**RAW RECORDS**.
=-=-=
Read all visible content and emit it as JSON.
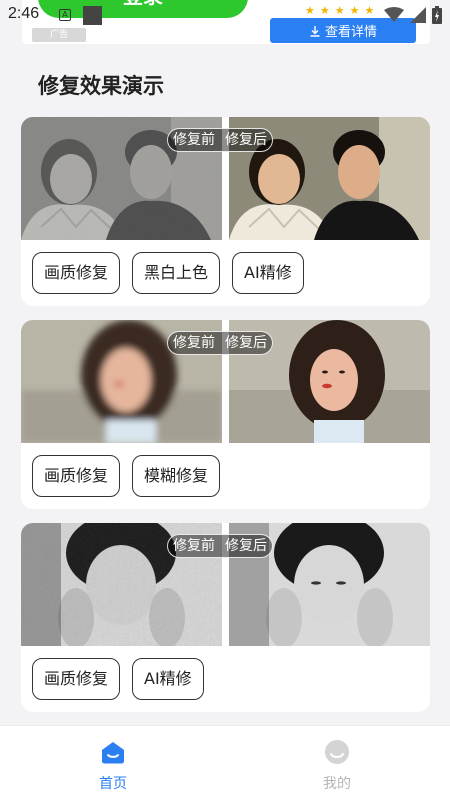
{
  "status": {
    "time": "2:46",
    "stars_count": 5
  },
  "ad": {
    "green_button_label": "登录",
    "grey_label": "广告",
    "detail_label": "查看详情"
  },
  "section_title": "修复效果演示",
  "compare_badge": {
    "before": "修复前",
    "after": "修复后"
  },
  "cards": [
    {
      "tags": [
        "画质修复",
        "黑白上色",
        "AI精修"
      ]
    },
    {
      "tags": [
        "画质修复",
        "模糊修复"
      ]
    },
    {
      "tags": [
        "画质修复",
        "AI精修"
      ]
    }
  ],
  "nav": {
    "home_label": "首页",
    "mine_label": "我的",
    "active_color": "#2a7ff2",
    "inactive_color": "#b5b5b5"
  }
}
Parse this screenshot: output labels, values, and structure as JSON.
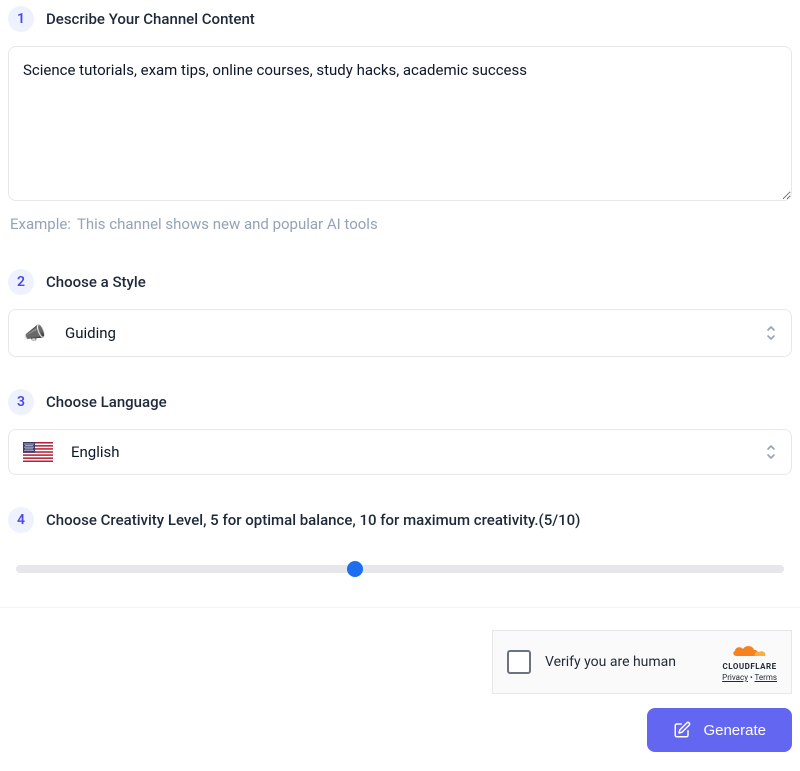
{
  "steps": {
    "describe": {
      "num": "1",
      "title": "Describe Your Channel Content"
    },
    "style": {
      "num": "2",
      "title": "Choose a Style"
    },
    "language": {
      "num": "3",
      "title": "Choose Language"
    },
    "creativity": {
      "num": "4",
      "title": "Choose Creativity Level, 5 for optimal balance, 10 for maximum creativity.(5/10)"
    }
  },
  "content_input": {
    "value": "Science tutorials, exam tips, online courses, study hacks, academic success"
  },
  "example": {
    "prefix": "Example:",
    "text": "This channel shows new and popular AI tools"
  },
  "style_select": {
    "icon": "📣",
    "label": "Guiding"
  },
  "language_select": {
    "label": "English"
  },
  "creativity": {
    "value": 5,
    "min": 0,
    "max": 10,
    "thumb_percent": 44.2
  },
  "captcha": {
    "label": "Verify you are human",
    "brand": "CLOUDFLARE",
    "privacy": "Privacy",
    "terms": "Terms"
  },
  "generate_button": {
    "label": "Generate"
  },
  "colors": {
    "accent": "#6366f1",
    "badge_bg": "#eef2ff",
    "thumb": "#1d6ef0"
  }
}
=-=-=
Output the records above exactly as they are, leaving out the pictures.

**TASK ANSWER**.
Read all visible content and emit it as JSON.
{
  "status": {
    "time": "2:46",
    "stars_count": 5
  },
  "ad": {
    "green_button_label": "登录",
    "grey_label": "广告",
    "detail_label": "查看详情"
  },
  "section_title": "修复效果演示",
  "compare_badge": {
    "before": "修复前",
    "after": "修复后"
  },
  "cards": [
    {
      "tags": [
        "画质修复",
        "黑白上色",
        "AI精修"
      ]
    },
    {
      "tags": [
        "画质修复",
        "模糊修复"
      ]
    },
    {
      "tags": [
        "画质修复",
        "AI精修"
      ]
    }
  ],
  "nav": {
    "home_label": "首页",
    "mine_label": "我的",
    "active_color": "#2a7ff2",
    "inactive_color": "#b5b5b5"
  }
}
Parse this screenshot: output labels, values, and structure as JSON.
{
  "steps": {
    "describe": {
      "num": "1",
      "title": "Describe Your Channel Content"
    },
    "style": {
      "num": "2",
      "title": "Choose a Style"
    },
    "language": {
      "num": "3",
      "title": "Choose Language"
    },
    "creativity": {
      "num": "4",
      "title": "Choose Creativity Level, 5 for optimal balance, 10 for maximum creativity.(5/10)"
    }
  },
  "content_input": {
    "value": "Science tutorials, exam tips, online courses, study hacks, academic success"
  },
  "example": {
    "prefix": "Example:",
    "text": "This channel shows new and popular AI tools"
  },
  "style_select": {
    "icon": "📣",
    "label": "Guiding"
  },
  "language_select": {
    "label": "English"
  },
  "creativity": {
    "value": 5,
    "min": 0,
    "max": 10,
    "thumb_percent": 44.2
  },
  "captcha": {
    "label": "Verify you are human",
    "brand": "CLOUDFLARE",
    "privacy": "Privacy",
    "terms": "Terms"
  },
  "generate_button": {
    "label": "Generate"
  },
  "colors": {
    "accent": "#6366f1",
    "badge_bg": "#eef2ff",
    "thumb": "#1d6ef0"
  }
}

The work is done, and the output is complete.